• _PROVIDED MATERIAL_:
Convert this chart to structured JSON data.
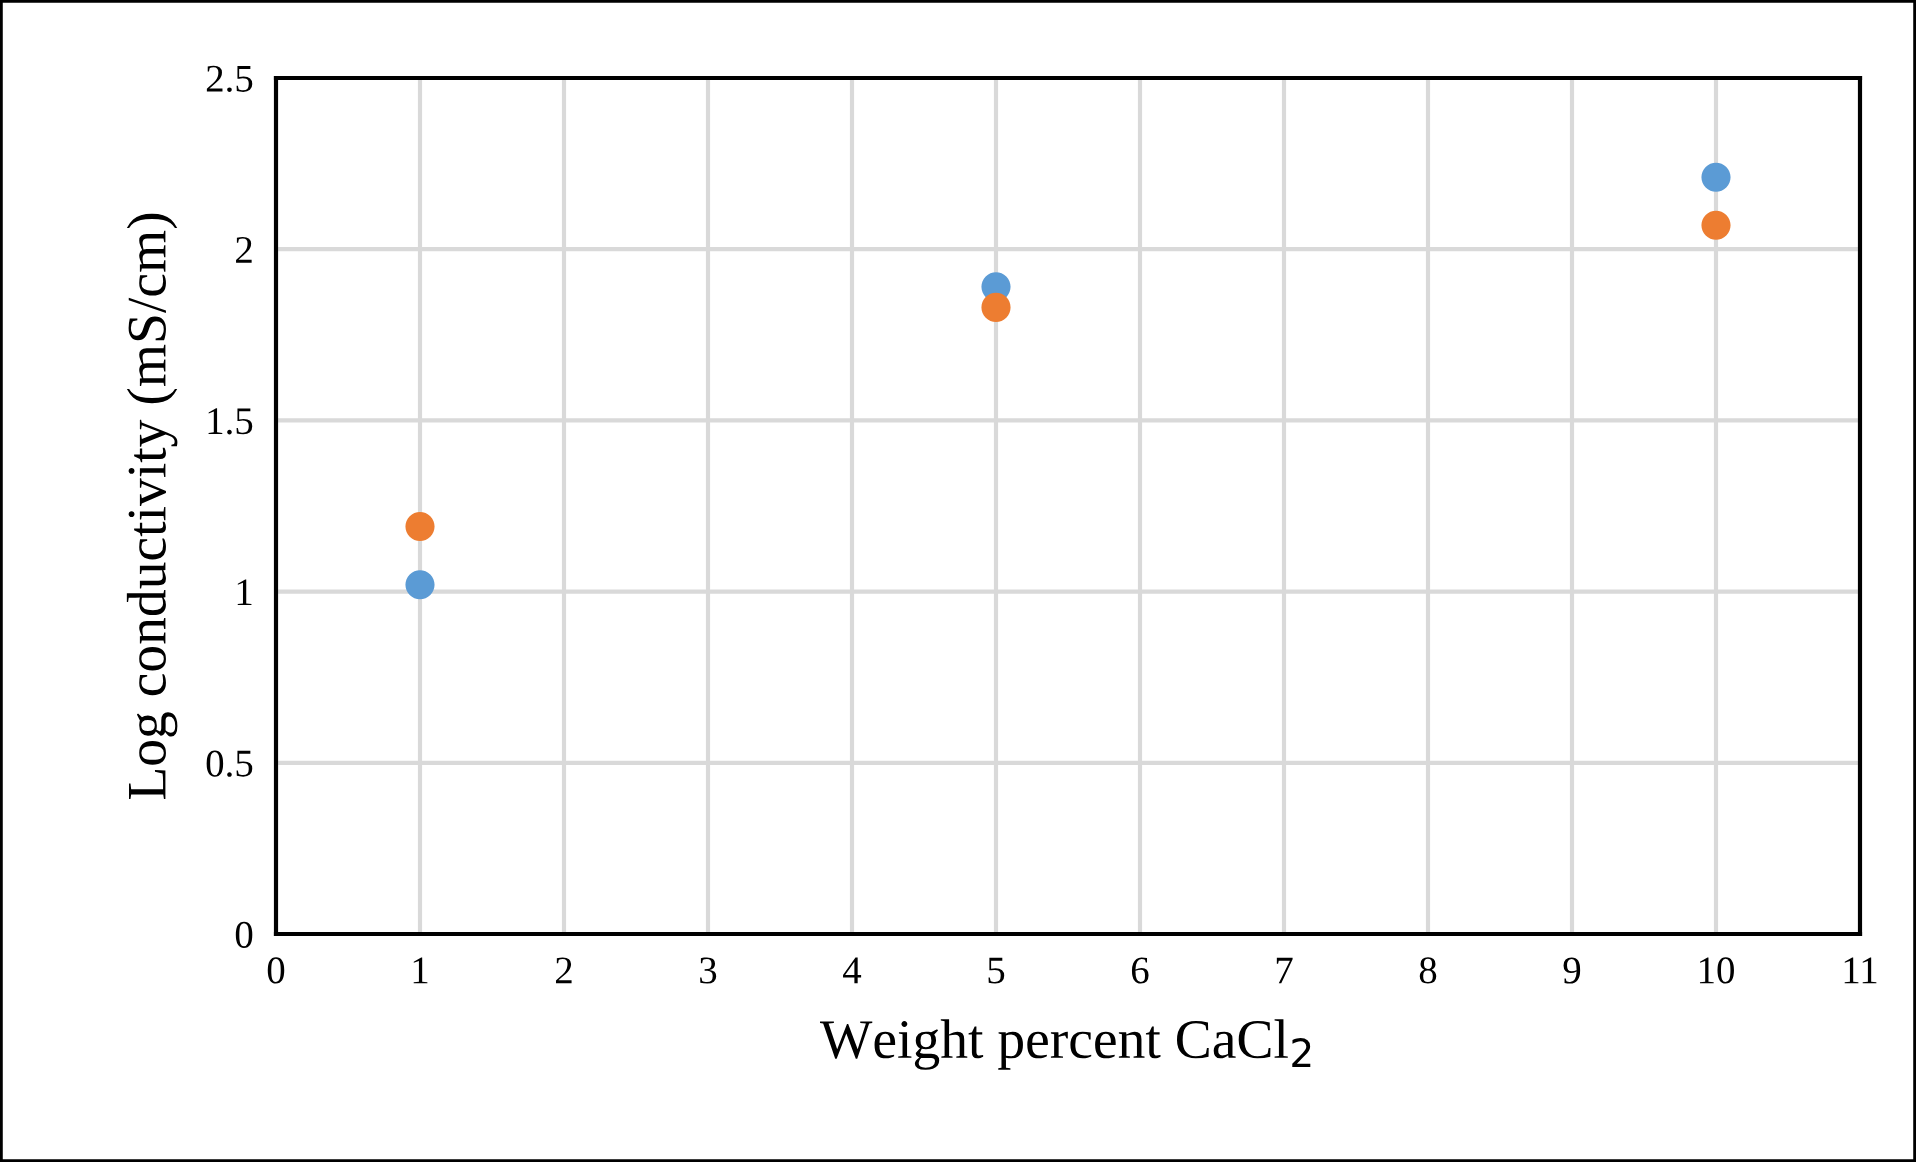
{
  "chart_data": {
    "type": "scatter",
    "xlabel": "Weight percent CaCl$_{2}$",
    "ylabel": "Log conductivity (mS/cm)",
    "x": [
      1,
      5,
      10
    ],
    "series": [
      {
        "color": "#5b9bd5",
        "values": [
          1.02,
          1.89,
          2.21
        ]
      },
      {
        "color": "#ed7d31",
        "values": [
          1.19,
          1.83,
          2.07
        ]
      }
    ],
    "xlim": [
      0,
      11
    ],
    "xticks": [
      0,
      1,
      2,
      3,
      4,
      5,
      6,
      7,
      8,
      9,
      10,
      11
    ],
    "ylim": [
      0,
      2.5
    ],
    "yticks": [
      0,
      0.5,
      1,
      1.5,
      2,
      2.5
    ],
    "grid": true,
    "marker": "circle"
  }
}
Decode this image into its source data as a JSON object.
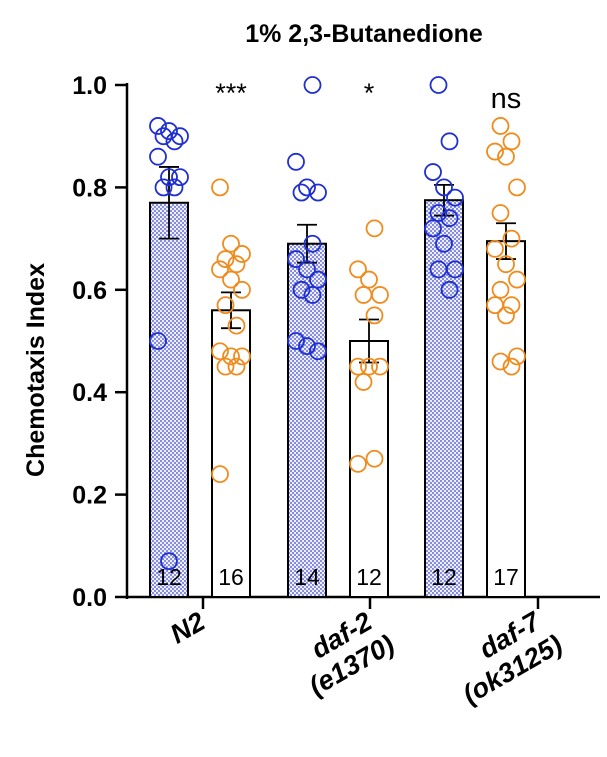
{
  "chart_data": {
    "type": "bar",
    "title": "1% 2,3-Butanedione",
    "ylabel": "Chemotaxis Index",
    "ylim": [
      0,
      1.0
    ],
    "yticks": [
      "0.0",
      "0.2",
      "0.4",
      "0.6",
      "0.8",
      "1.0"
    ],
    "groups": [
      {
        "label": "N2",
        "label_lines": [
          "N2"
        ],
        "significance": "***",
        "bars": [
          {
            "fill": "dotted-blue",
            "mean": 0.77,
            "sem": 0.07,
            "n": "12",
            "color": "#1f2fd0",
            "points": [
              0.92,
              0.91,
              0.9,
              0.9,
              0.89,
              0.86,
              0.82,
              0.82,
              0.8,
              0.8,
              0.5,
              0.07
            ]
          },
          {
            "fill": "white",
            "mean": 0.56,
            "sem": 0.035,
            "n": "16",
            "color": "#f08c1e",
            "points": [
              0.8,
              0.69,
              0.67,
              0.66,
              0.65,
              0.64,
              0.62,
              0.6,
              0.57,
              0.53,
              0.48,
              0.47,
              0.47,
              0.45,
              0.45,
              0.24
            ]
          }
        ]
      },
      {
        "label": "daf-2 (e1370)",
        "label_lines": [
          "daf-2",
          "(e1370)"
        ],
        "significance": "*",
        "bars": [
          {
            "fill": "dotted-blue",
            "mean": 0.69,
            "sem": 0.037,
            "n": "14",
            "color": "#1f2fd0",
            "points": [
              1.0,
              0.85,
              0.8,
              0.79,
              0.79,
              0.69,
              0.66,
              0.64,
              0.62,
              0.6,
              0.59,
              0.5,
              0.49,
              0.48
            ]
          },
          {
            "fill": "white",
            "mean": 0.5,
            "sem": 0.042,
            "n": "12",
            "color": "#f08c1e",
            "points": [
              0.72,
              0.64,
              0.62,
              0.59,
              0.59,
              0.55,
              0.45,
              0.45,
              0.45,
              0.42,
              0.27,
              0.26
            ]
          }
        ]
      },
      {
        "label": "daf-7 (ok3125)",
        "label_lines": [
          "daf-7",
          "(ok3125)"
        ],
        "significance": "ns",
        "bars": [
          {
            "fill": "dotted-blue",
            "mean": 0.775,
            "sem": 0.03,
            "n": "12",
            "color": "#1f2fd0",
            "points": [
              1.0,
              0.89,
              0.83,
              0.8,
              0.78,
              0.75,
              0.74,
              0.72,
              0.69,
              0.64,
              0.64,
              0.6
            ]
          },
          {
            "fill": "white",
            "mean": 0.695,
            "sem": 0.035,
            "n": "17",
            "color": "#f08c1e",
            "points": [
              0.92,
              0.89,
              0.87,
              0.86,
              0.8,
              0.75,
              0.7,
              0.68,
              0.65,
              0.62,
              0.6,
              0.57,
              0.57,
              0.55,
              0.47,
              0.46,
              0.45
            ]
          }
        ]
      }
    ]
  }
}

• _WHAT YOU ARE ASKED TO DO_: Transcribe the whole listing, character for character, but not its images.

• _FULL ANSWER_:
Convert this chart to structured JSON data.
{
  "chart_data": {
    "type": "scatter",
    "xlabel": "Weight percent CaCl$_{2}$",
    "ylabel": "Log conductivity (mS/cm)",
    "x": [
      1,
      5,
      10
    ],
    "series": [
      {
        "color": "#5b9bd5",
        "values": [
          1.02,
          1.89,
          2.21
        ]
      },
      {
        "color": "#ed7d31",
        "values": [
          1.19,
          1.83,
          2.07
        ]
      }
    ],
    "xlim": [
      0,
      11
    ],
    "xticks": [
      0,
      1,
      2,
      3,
      4,
      5,
      6,
      7,
      8,
      9,
      10,
      11
    ],
    "ylim": [
      0,
      2.5
    ],
    "yticks": [
      0,
      0.5,
      1,
      1.5,
      2,
      2.5
    ],
    "grid": true,
    "marker": "circle"
  }
}
Decode this image into its source data as a JSON object.
{
  "chart_data": {
    "type": "bar",
    "title": "1% 2,3-Butanedione",
    "ylabel": "Chemotaxis Index",
    "ylim": [
      0,
      1.0
    ],
    "yticks": [
      "0.0",
      "0.2",
      "0.4",
      "0.6",
      "0.8",
      "1.0"
    ],
    "groups": [
      {
        "label": "N2",
        "label_lines": [
          "N2"
        ],
        "significance": "***",
        "bars": [
          {
            "fill": "dotted-blue",
            "mean": 0.77,
            "sem": 0.07,
            "n": "12",
            "color": "#1f2fd0",
            "points": [
              0.92,
              0.91,
              0.9,
              0.9,
              0.89,
              0.86,
              0.82,
              0.82,
              0.8,
              0.8,
              0.5,
              0.07
            ]
          },
          {
            "fill": "white",
            "mean": 0.56,
            "sem": 0.035,
            "n": "16",
            "color": "#f08c1e",
            "points": [
              0.8,
              0.69,
              0.67,
              0.66,
              0.65,
              0.64,
              0.62,
              0.6,
              0.57,
              0.53,
              0.48,
              0.47,
              0.47,
              0.45,
              0.45,
              0.24
            ]
          }
        ]
      },
      {
        "label": "daf-2 (e1370)",
        "label_lines": [
          "daf-2",
          "(e1370)"
        ],
        "significance": "*",
        "bars": [
          {
            "fill": "dotted-blue",
            "mean": 0.69,
            "sem": 0.037,
            "n": "14",
            "color": "#1f2fd0",
            "points": [
              1.0,
              0.85,
              0.8,
              0.79,
              0.79,
              0.69,
              0.66,
              0.64,
              0.62,
              0.6,
              0.59,
              0.5,
              0.49,
              0.48
            ]
          },
          {
            "fill": "white",
            "mean": 0.5,
            "sem": 0.042,
            "n": "12",
            "color": "#f08c1e",
            "points": [
              0.72,
              0.64,
              0.62,
              0.59,
              0.59,
              0.55,
              0.45,
              0.45,
              0.45,
              0.42,
              0.27,
              0.26
            ]
          }
        ]
      },
      {
        "label": "daf-7 (ok3125)",
        "label_lines": [
          "daf-7",
          "(ok3125)"
        ],
        "significance": "ns",
        "bars": [
          {
            "fill": "dotted-blue",
            "mean": 0.775,
            "sem": 0.03,
            "n": "12",
            "color": "#1f2fd0",
            "points": [
              1.0,
              0.89,
              0.83,
              0.8,
              0.78,
              0.75,
              0.74,
              0.72,
              0.69,
              0.64,
              0.64,
              0.6
            ]
          },
          {
            "fill": "white",
            "mean": 0.695,
            "sem": 0.035,
            "n": "17",
            "color": "#f08c1e",
            "points": [
              0.92,
              0.89,
              0.87,
              0.86,
              0.8,
              0.75,
              0.7,
              0.68,
              0.65,
              0.62,
              0.6,
              0.57,
              0.57,
              0.55,
              0.47,
              0.46,
              0.45
            ]
          }
        ]
      }
    ]
  }
}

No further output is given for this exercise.